start Data section

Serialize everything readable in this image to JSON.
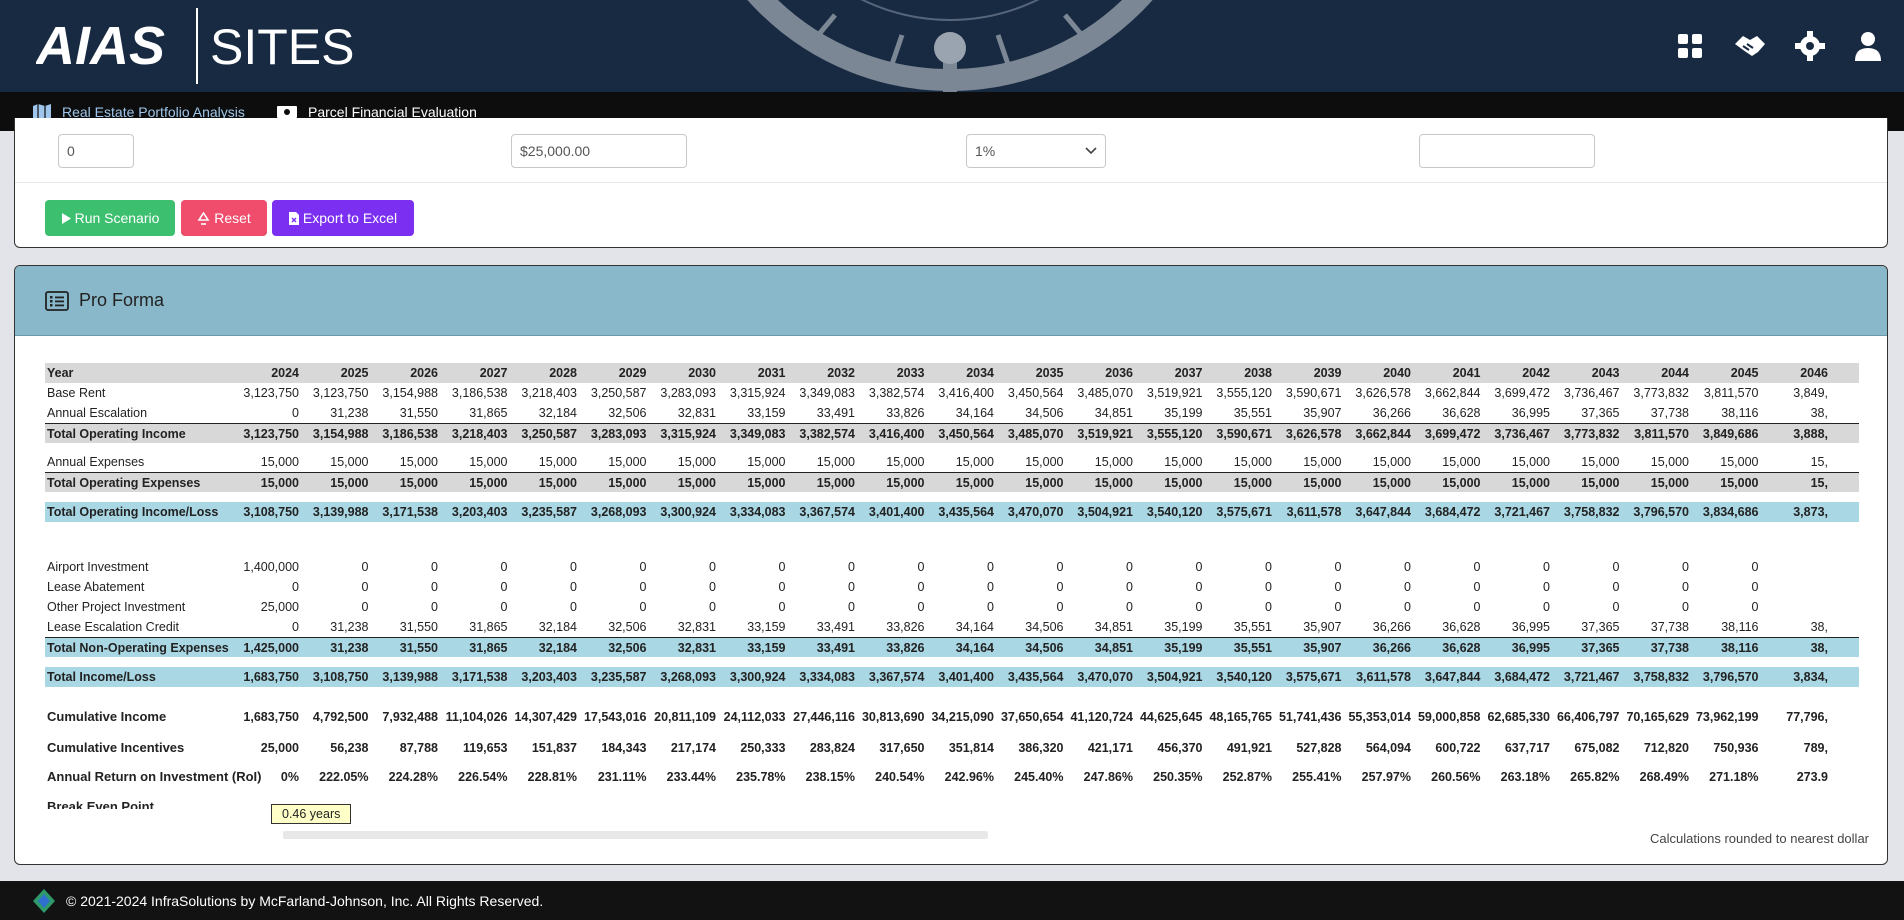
{
  "brand": {
    "left": "AIAS",
    "right": "SITES"
  },
  "nav": {
    "tabs": [
      {
        "label": "Real Estate Portfolio Analysis"
      },
      {
        "label": "Parcel Financial Evaluation"
      }
    ]
  },
  "form": {
    "field1_value": "0",
    "field2_value": "$25,000.00",
    "field3_value": "1%",
    "field4_value": ""
  },
  "buttons": {
    "run": "Run Scenario",
    "reset": "Reset",
    "export": "Export to Excel"
  },
  "proforma": {
    "title": "Pro Forma",
    "columns": [
      "2024",
      "2025",
      "2026",
      "2027",
      "2028",
      "2029",
      "2030",
      "2031",
      "2032",
      "2033",
      "2034",
      "2035",
      "2036",
      "2037",
      "2038",
      "2039",
      "2040",
      "2041",
      "2042",
      "2043",
      "2044",
      "2045",
      "2046"
    ],
    "rows": [
      {
        "label": "Year",
        "style": "header"
      },
      {
        "label": "Base Rent",
        "values": [
          "3,123,750",
          "3,123,750",
          "3,154,988",
          "3,186,538",
          "3,218,403",
          "3,250,587",
          "3,283,093",
          "3,315,924",
          "3,349,083",
          "3,382,574",
          "3,416,400",
          "3,450,564",
          "3,485,070",
          "3,519,921",
          "3,555,120",
          "3,590,671",
          "3,626,578",
          "3,662,844",
          "3,699,472",
          "3,736,467",
          "3,773,832",
          "3,811,570",
          "3,849,"
        ]
      },
      {
        "label": "Annual Escalation",
        "values": [
          "0",
          "31,238",
          "31,550",
          "31,865",
          "32,184",
          "32,506",
          "32,831",
          "33,159",
          "33,491",
          "33,826",
          "34,164",
          "34,506",
          "34,851",
          "35,199",
          "35,551",
          "35,907",
          "36,266",
          "36,628",
          "36,995",
          "37,365",
          "37,738",
          "38,116",
          "38,"
        ]
      },
      {
        "label": "Total Operating Income",
        "style": "total",
        "values": [
          "3,123,750",
          "3,154,988",
          "3,186,538",
          "3,218,403",
          "3,250,587",
          "3,283,093",
          "3,315,924",
          "3,349,083",
          "3,382,574",
          "3,416,400",
          "3,450,564",
          "3,485,070",
          "3,519,921",
          "3,555,120",
          "3,590,671",
          "3,626,578",
          "3,662,844",
          "3,699,472",
          "3,736,467",
          "3,773,832",
          "3,811,570",
          "3,849,686",
          "3,888,"
        ]
      },
      {
        "label": "Annual Expenses",
        "values": [
          "15,000",
          "15,000",
          "15,000",
          "15,000",
          "15,000",
          "15,000",
          "15,000",
          "15,000",
          "15,000",
          "15,000",
          "15,000",
          "15,000",
          "15,000",
          "15,000",
          "15,000",
          "15,000",
          "15,000",
          "15,000",
          "15,000",
          "15,000",
          "15,000",
          "15,000",
          "15,"
        ]
      },
      {
        "label": "Total Operating Expenses",
        "style": "total",
        "values": [
          "15,000",
          "15,000",
          "15,000",
          "15,000",
          "15,000",
          "15,000",
          "15,000",
          "15,000",
          "15,000",
          "15,000",
          "15,000",
          "15,000",
          "15,000",
          "15,000",
          "15,000",
          "15,000",
          "15,000",
          "15,000",
          "15,000",
          "15,000",
          "15,000",
          "15,000",
          "15,"
        ]
      },
      {
        "label": "Total Operating Income/Loss",
        "style": "blue",
        "values": [
          "3,108,750",
          "3,139,988",
          "3,171,538",
          "3,203,403",
          "3,235,587",
          "3,268,093",
          "3,300,924",
          "3,334,083",
          "3,367,574",
          "3,401,400",
          "3,435,564",
          "3,470,070",
          "3,504,921",
          "3,540,120",
          "3,575,671",
          "3,611,578",
          "3,647,844",
          "3,684,472",
          "3,721,467",
          "3,758,832",
          "3,796,570",
          "3,834,686",
          "3,873,"
        ]
      },
      {
        "label": "Airport Investment",
        "values": [
          "1,400,000",
          "0",
          "0",
          "0",
          "0",
          "0",
          "0",
          "0",
          "0",
          "0",
          "0",
          "0",
          "0",
          "0",
          "0",
          "0",
          "0",
          "0",
          "0",
          "0",
          "0",
          "0",
          ""
        ]
      },
      {
        "label": "Lease Abatement",
        "values": [
          "0",
          "0",
          "0",
          "0",
          "0",
          "0",
          "0",
          "0",
          "0",
          "0",
          "0",
          "0",
          "0",
          "0",
          "0",
          "0",
          "0",
          "0",
          "0",
          "0",
          "0",
          "0",
          ""
        ]
      },
      {
        "label": "Other Project Investment",
        "values": [
          "25,000",
          "0",
          "0",
          "0",
          "0",
          "0",
          "0",
          "0",
          "0",
          "0",
          "0",
          "0",
          "0",
          "0",
          "0",
          "0",
          "0",
          "0",
          "0",
          "0",
          "0",
          "0",
          ""
        ]
      },
      {
        "label": "Lease Escalation Credit",
        "values": [
          "0",
          "31,238",
          "31,550",
          "31,865",
          "32,184",
          "32,506",
          "32,831",
          "33,159",
          "33,491",
          "33,826",
          "34,164",
          "34,506",
          "34,851",
          "35,199",
          "35,551",
          "35,907",
          "36,266",
          "36,628",
          "36,995",
          "37,365",
          "37,738",
          "38,116",
          "38,"
        ]
      },
      {
        "label": "Total Non-Operating Expenses",
        "style": "bluetotal",
        "values": [
          "1,425,000",
          "31,238",
          "31,550",
          "31,865",
          "32,184",
          "32,506",
          "32,831",
          "33,159",
          "33,491",
          "33,826",
          "34,164",
          "34,506",
          "34,851",
          "35,199",
          "35,551",
          "35,907",
          "36,266",
          "36,628",
          "36,995",
          "37,365",
          "37,738",
          "38,116",
          "38,"
        ]
      },
      {
        "label": "Total Income/Loss",
        "style": "blue",
        "values": [
          "1,683,750",
          "3,108,750",
          "3,139,988",
          "3,171,538",
          "3,203,403",
          "3,235,587",
          "3,268,093",
          "3,300,924",
          "3,334,083",
          "3,367,574",
          "3,401,400",
          "3,435,564",
          "3,470,070",
          "3,504,921",
          "3,540,120",
          "3,575,671",
          "3,611,578",
          "3,647,844",
          "3,684,472",
          "3,721,467",
          "3,758,832",
          "3,796,570",
          "3,834,"
        ]
      },
      {
        "label": "Cumulative Income",
        "style": "bold",
        "values": [
          "1,683,750",
          "4,792,500",
          "7,932,488",
          "11,104,026",
          "14,307,429",
          "17,543,016",
          "20,811,109",
          "24,112,033",
          "27,446,116",
          "30,813,690",
          "34,215,090",
          "37,650,654",
          "41,120,724",
          "44,625,645",
          "48,165,765",
          "51,741,436",
          "55,353,014",
          "59,000,858",
          "62,685,330",
          "66,406,797",
          "70,165,629",
          "73,962,199",
          "77,796,"
        ]
      },
      {
        "label": "Cumulative Incentives",
        "style": "bold",
        "values": [
          "25,000",
          "56,238",
          "87,788",
          "119,653",
          "151,837",
          "184,343",
          "217,174",
          "250,333",
          "283,824",
          "317,650",
          "351,814",
          "386,320",
          "421,171",
          "456,370",
          "491,921",
          "527,828",
          "564,094",
          "600,722",
          "637,717",
          "675,082",
          "712,820",
          "750,936",
          "789,"
        ]
      },
      {
        "label": "Annual Return on Investment (RoI)",
        "style": "bold",
        "values": [
          "0%",
          "222.05%",
          "224.28%",
          "226.54%",
          "228.81%",
          "231.11%",
          "233.44%",
          "235.78%",
          "238.15%",
          "240.54%",
          "242.96%",
          "245.40%",
          "247.86%",
          "250.35%",
          "252.87%",
          "255.41%",
          "257.97%",
          "260.56%",
          "263.18%",
          "265.82%",
          "268.49%",
          "271.18%",
          "273.9"
        ]
      },
      {
        "label": "Break Even Point",
        "style": "bold"
      }
    ],
    "break_even_value": "0.46 years",
    "footnote": "Calculations rounded to nearest dollar"
  },
  "footer": {
    "text": "© 2021-2024 InfraSolutions by McFarland-Johnson, Inc. All Rights Reserved."
  }
}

end Data section

Task goal –
Review the preceding data and report every line that includes the string "Annual".

Response for this exercise –
        "label": "Annual Escalation",
        "label": "Annual Expenses",
        "label": "Annual Return on Investment (RoI)",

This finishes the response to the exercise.